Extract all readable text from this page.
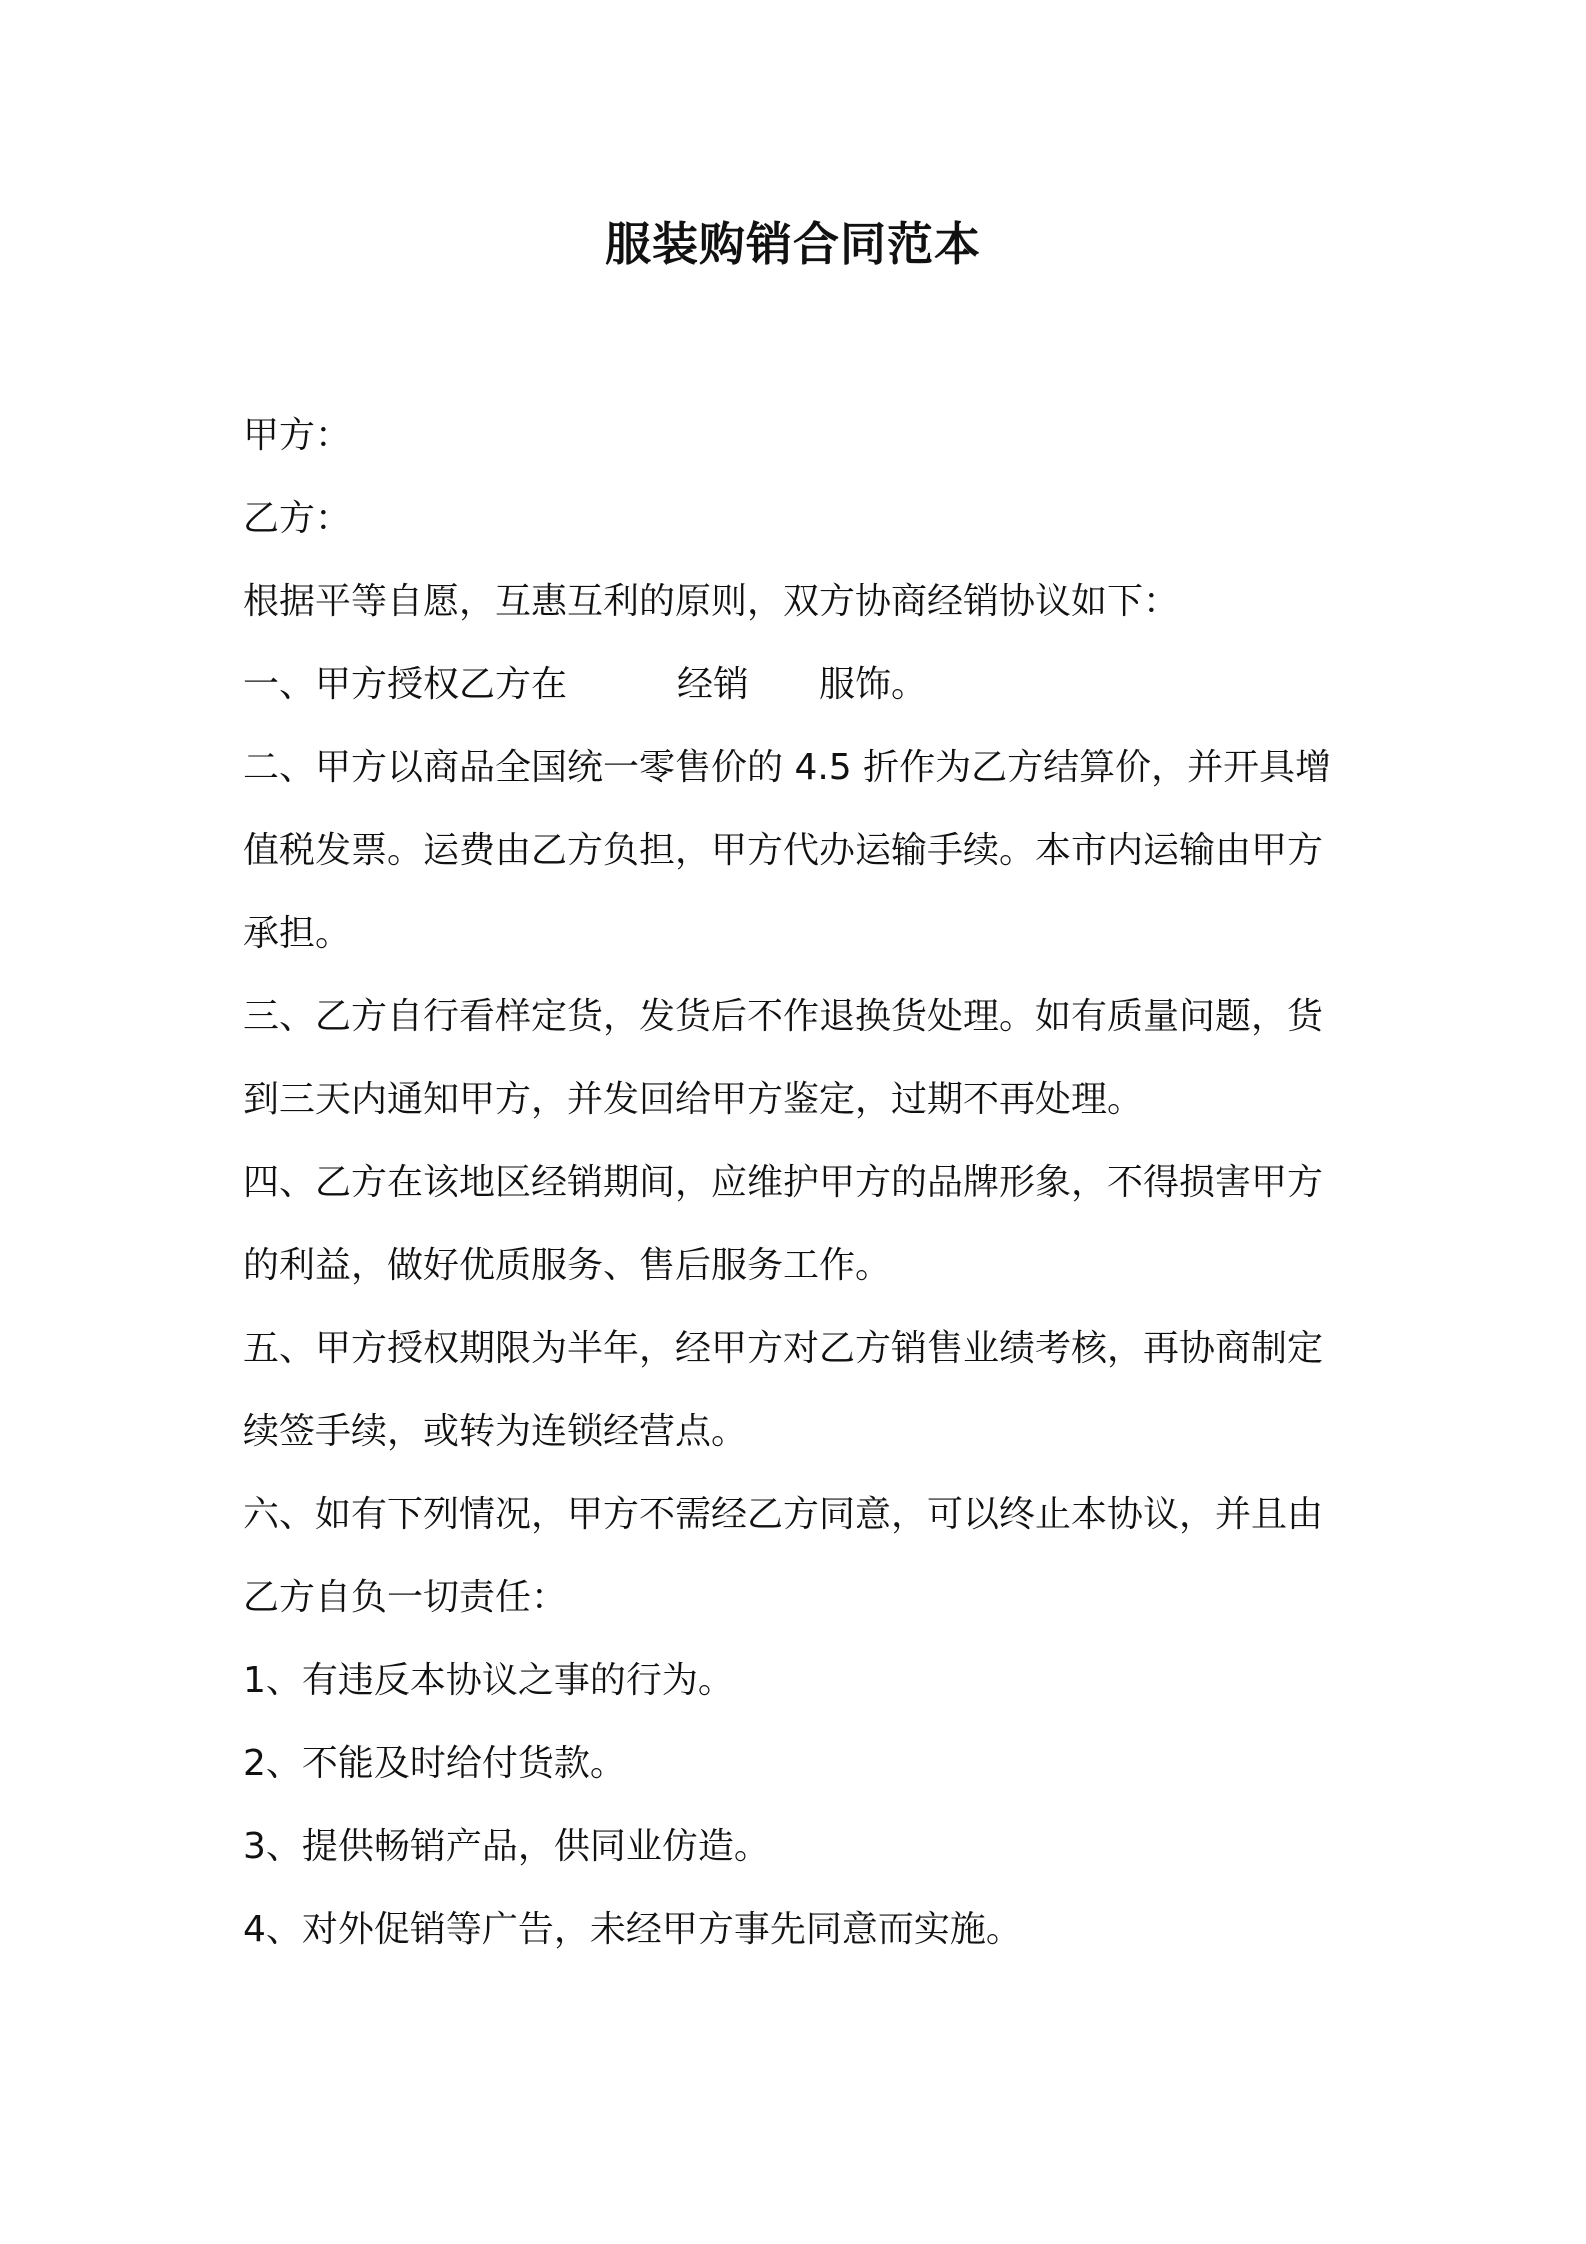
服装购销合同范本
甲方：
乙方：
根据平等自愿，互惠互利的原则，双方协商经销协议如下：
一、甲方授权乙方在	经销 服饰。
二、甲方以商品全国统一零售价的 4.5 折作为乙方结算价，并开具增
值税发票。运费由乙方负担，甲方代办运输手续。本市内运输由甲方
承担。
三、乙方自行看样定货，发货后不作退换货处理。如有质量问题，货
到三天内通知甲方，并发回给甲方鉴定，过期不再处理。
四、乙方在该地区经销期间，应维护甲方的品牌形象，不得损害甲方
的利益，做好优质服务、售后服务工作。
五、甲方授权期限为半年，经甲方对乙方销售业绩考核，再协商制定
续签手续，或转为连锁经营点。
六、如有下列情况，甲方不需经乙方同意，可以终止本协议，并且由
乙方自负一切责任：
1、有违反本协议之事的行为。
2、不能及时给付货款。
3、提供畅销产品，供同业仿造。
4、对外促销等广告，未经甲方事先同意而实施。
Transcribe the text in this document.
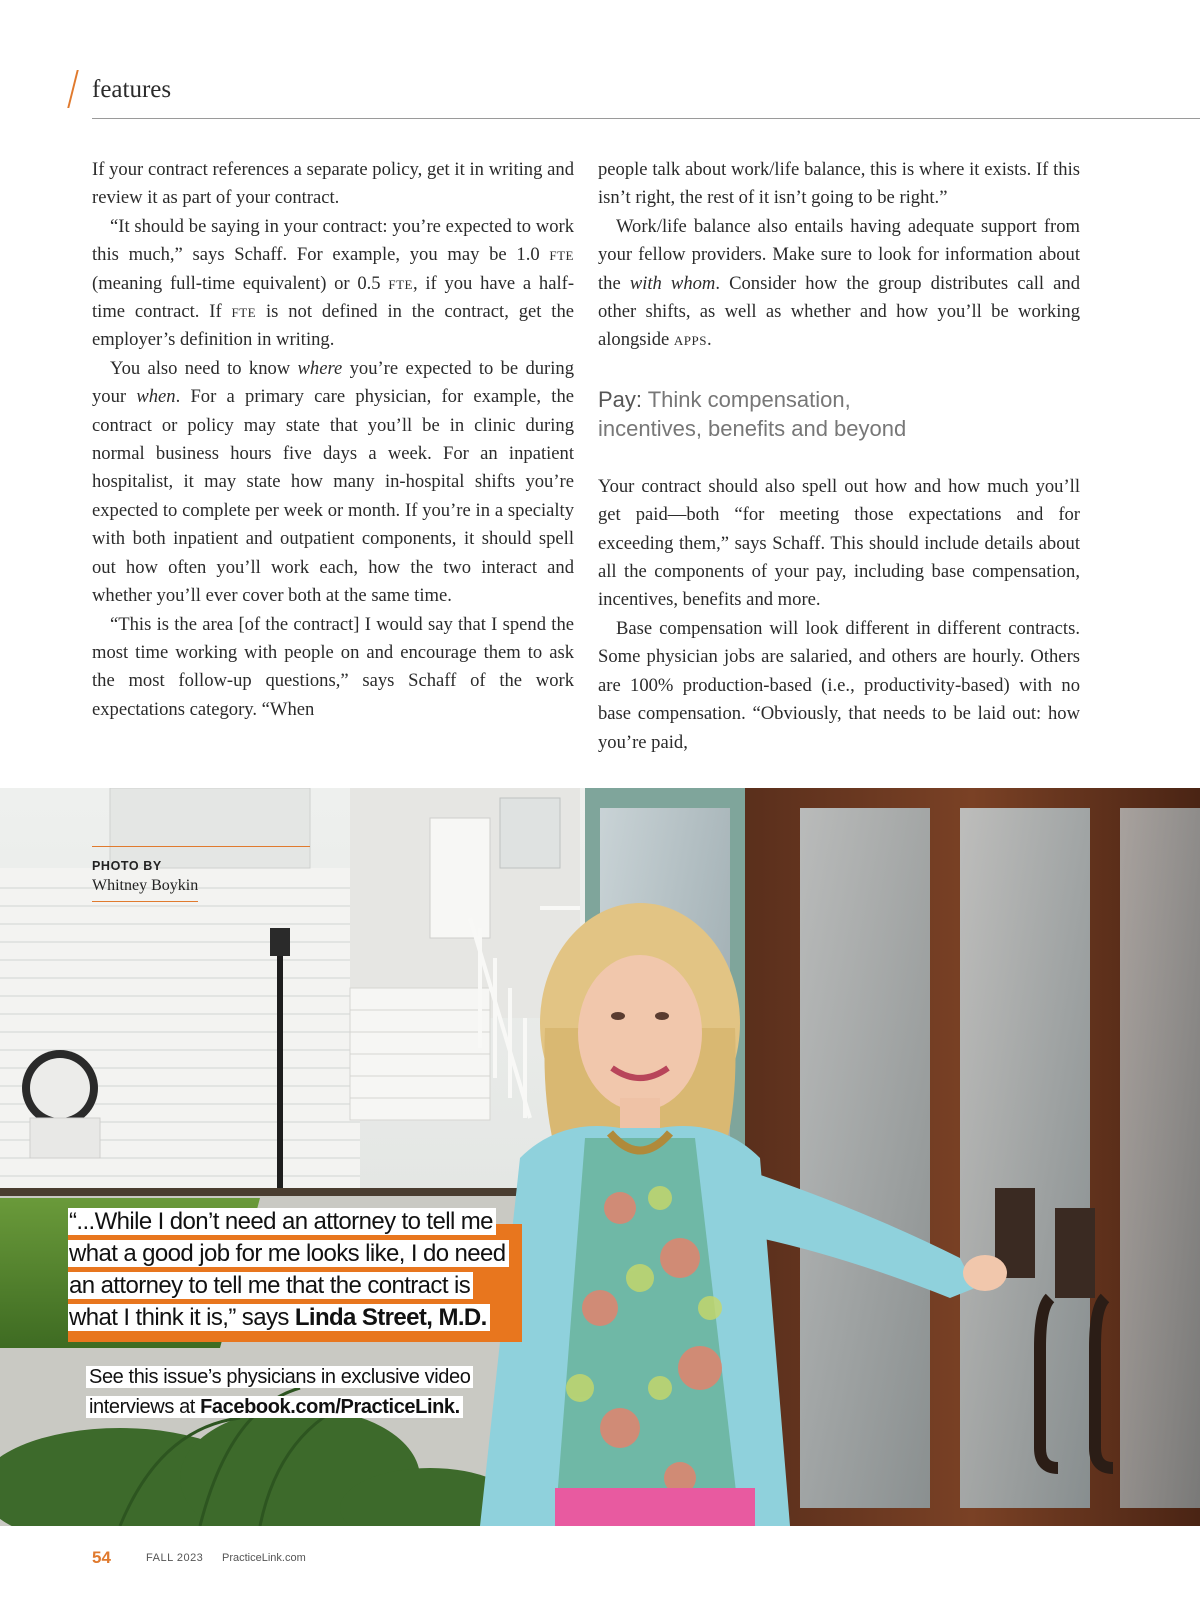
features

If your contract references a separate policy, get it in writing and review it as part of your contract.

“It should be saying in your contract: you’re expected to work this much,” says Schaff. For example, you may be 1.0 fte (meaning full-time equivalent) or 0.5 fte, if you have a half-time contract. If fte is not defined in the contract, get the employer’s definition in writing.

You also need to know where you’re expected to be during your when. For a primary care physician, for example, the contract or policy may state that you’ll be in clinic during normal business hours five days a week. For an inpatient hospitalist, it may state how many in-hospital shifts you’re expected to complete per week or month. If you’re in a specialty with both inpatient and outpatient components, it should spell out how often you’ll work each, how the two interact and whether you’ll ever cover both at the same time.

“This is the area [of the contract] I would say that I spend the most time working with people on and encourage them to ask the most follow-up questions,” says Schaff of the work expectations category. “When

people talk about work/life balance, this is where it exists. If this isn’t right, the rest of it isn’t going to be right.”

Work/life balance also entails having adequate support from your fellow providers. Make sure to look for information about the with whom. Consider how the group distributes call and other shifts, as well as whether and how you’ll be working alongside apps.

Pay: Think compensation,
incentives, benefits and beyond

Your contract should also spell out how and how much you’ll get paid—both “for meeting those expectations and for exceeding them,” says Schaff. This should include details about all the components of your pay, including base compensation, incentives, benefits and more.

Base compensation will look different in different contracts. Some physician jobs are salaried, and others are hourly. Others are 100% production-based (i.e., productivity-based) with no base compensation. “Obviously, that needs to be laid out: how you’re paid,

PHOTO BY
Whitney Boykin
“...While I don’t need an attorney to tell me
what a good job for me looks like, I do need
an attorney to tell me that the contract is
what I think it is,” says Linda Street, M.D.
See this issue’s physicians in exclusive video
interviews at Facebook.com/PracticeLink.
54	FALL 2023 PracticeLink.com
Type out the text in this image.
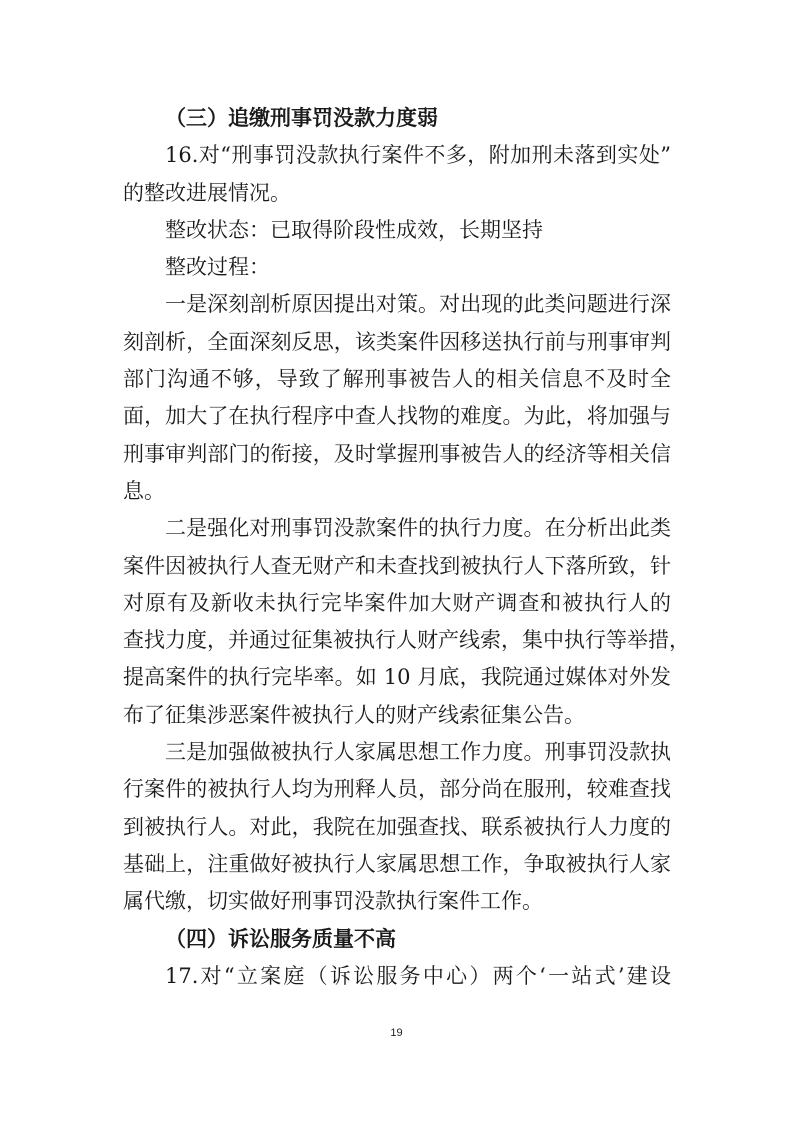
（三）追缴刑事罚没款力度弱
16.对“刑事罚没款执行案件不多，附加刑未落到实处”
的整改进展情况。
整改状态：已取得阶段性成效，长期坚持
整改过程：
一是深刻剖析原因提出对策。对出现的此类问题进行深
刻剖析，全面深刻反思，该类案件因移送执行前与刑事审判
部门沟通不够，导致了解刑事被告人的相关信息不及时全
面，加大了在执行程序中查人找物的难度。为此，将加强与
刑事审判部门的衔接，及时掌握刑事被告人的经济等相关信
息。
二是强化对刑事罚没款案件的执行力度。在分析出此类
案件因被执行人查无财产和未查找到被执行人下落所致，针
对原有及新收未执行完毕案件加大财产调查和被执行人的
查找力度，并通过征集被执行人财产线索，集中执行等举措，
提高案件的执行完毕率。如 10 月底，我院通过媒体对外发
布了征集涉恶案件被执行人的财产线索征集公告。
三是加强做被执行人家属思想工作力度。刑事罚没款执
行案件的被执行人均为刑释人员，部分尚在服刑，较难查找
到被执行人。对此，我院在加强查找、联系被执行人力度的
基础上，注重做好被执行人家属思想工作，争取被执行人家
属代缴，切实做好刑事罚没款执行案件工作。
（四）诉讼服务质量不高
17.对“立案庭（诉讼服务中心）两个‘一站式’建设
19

● **What is expected**:
Where does the word "them" appear in the listing? List each line that holds it.

● **Reply**:
“This is the area [of the contract] I would say that I spend the most time working with people on and encourage them to ask the most follow-up questions,” says Schaff of the work expectations category. “When
Your contract should also spell out how and how much you’ll get paid—both “for meeting those expectations and for exceeding them,” says Schaff. This should include details about all the components of your pay, including base compensation, incentives, benefits and more.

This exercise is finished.